— START DATASET EXCERPTS —

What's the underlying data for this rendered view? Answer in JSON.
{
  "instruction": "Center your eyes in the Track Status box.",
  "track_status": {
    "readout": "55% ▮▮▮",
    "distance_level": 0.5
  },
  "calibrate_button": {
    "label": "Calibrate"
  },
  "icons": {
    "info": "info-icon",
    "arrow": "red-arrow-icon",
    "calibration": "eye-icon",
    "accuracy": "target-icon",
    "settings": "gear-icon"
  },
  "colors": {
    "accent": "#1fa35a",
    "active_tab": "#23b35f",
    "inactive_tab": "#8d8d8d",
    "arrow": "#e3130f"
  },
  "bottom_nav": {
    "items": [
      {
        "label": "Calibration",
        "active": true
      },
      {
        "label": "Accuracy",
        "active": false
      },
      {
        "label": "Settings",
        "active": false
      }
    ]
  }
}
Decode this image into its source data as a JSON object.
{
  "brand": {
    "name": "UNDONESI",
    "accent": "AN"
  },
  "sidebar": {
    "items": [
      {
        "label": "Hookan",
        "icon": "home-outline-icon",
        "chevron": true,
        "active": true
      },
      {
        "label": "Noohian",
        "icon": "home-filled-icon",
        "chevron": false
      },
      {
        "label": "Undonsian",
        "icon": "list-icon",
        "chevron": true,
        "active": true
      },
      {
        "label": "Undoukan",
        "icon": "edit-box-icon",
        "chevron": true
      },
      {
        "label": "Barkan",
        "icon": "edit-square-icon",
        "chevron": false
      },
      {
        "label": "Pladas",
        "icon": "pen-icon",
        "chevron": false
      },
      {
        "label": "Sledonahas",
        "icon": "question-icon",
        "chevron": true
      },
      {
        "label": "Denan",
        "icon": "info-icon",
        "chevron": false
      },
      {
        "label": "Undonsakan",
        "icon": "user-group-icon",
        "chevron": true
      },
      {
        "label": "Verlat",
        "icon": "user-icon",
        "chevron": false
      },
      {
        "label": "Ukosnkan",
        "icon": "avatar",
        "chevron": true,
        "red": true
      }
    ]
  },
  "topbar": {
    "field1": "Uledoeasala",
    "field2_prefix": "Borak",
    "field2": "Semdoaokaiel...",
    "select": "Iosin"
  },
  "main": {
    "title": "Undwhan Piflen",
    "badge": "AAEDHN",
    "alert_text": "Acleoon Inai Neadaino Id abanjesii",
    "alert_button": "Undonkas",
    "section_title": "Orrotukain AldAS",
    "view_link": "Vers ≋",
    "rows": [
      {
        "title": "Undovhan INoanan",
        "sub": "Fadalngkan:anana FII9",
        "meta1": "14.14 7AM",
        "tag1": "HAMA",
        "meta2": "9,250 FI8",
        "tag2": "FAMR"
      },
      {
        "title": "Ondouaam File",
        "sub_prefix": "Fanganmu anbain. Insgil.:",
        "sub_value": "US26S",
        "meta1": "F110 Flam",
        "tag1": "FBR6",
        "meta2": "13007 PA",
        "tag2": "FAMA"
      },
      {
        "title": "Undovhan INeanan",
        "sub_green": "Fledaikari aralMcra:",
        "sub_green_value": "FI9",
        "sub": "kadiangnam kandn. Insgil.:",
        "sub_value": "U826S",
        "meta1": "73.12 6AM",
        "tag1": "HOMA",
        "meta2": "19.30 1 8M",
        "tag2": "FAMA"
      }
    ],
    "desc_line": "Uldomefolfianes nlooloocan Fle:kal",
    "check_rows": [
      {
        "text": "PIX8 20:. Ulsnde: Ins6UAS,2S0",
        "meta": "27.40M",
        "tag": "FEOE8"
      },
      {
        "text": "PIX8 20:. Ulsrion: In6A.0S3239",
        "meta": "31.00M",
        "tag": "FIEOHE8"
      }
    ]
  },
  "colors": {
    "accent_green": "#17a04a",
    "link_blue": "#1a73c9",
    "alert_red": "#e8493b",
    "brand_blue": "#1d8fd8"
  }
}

— END DATASET EXCERPTS —

### STATED PROBLEM
Please output the entire listing exactly as it stands.

### FULL ANSWER
What's the underlying data for this rendered view? Answer in JSON.
{
  "instruction": "Center your eyes in the Track Status box.",
  "track_status": {
    "readout": "55% ▮▮▮",
    "distance_level": 0.5
  },
  "calibrate_button": {
    "label": "Calibrate"
  },
  "icons": {
    "info": "info-icon",
    "arrow": "red-arrow-icon",
    "calibration": "eye-icon",
    "accuracy": "target-icon",
    "settings": "gear-icon"
  },
  "colors": {
    "accent": "#1fa35a",
    "active_tab": "#23b35f",
    "inactive_tab": "#8d8d8d",
    "arrow": "#e3130f"
  },
  "bottom_nav": {
    "items": [
      {
        "label": "Calibration",
        "active": true
      },
      {
        "label": "Accuracy",
        "active": false
      },
      {
        "label": "Settings",
        "active": false
      }
    ]
  }
}
Decode this image into its source data as a JSON object.
{
  "brand": {
    "name": "UNDONESI",
    "accent": "AN"
  },
  "sidebar": {
    "items": [
      {
        "label": "Hookan",
        "icon": "home-outline-icon",
        "chevron": true,
        "active": true
      },
      {
        "label": "Noohian",
        "icon": "home-filled-icon",
        "chevron": false
      },
      {
        "label": "Undonsian",
        "icon": "list-icon",
        "chevron": true,
        "active": true
      },
      {
        "label": "Undoukan",
        "icon": "edit-box-icon",
        "chevron": true
      },
      {
        "label": "Barkan",
        "icon": "edit-square-icon",
        "chevron": false
      },
      {
        "label": "Pladas",
        "icon": "pen-icon",
        "chevron": false
      },
      {
        "label": "Sledonahas",
        "icon": "question-icon",
        "chevron": true
      },
      {
        "label": "Denan",
        "icon": "info-icon",
        "chevron": false
      },
      {
        "label": "Undonsakan",
        "icon": "user-group-icon",
        "chevron": true
      },
      {
        "label": "Verlat",
        "icon": "user-icon",
        "chevron": false
      },
      {
        "label": "Ukosnkan",
        "icon": "avatar",
        "chevron": true,
        "red": true
      }
    ]
  },
  "topbar": {
    "field1": "Uledoeasala",
    "field2_prefix": "Borak",
    "field2": "Semdoaokaiel...",
    "select": "Iosin"
  },
  "main": {
    "title": "Undwhan Piflen",
    "badge": "AAEDHN",
    "alert_text": "Acleoon Inai Neadaino Id abanjesii",
    "alert_button": "Undonkas",
    "section_title": "Orrotukain AldAS",
    "view_link": "Vers ≋",
    "rows": [
      {
        "title": "Undovhan INoanan",
        "sub": "Fadalngkan:anana FII9",
        "meta1": "14.14 7AM",
        "tag1": "HAMA",
        "meta2": "9,250 FI8",
        "tag2": "FAMR"
      },
      {
        "title": "Ondouaam File",
        "sub_prefix": "Fanganmu anbain. Insgil.:",
        "sub_value": "US26S",
        "meta1": "F110 Flam",
        "tag1": "FBR6",
        "meta2": "13007 PA",
        "tag2": "FAMA"
      },
      {
        "title": "Undovhan INeanan",
        "sub_green": "Fledaikari aralMcra:",
        "sub_green_value": "FI9",
        "sub": "kadiangnam kandn. Insgil.:",
        "sub_value": "U826S",
        "meta1": "73.12 6AM",
        "tag1": "HOMA",
        "meta2": "19.30 1 8M",
        "tag2": "FAMA"
      }
    ],
    "desc_line": "Uldomefolfianes nlooloocan Fle:kal",
    "check_rows": [
      {
        "text": "PIX8 20:. Ulsnde: Ins6UAS,2S0",
        "meta": "27.40M",
        "tag": "FEOE8"
      },
      {
        "text": "PIX8 20:. Ulsrion: In6A.0S3239",
        "meta": "31.00M",
        "tag": "FIEOHE8"
      }
    ]
  },
  "colors": {
    "accent_green": "#17a04a",
    "link_blue": "#1a73c9",
    "alert_red": "#e8493b",
    "brand_blue": "#1d8fd8"
  }
}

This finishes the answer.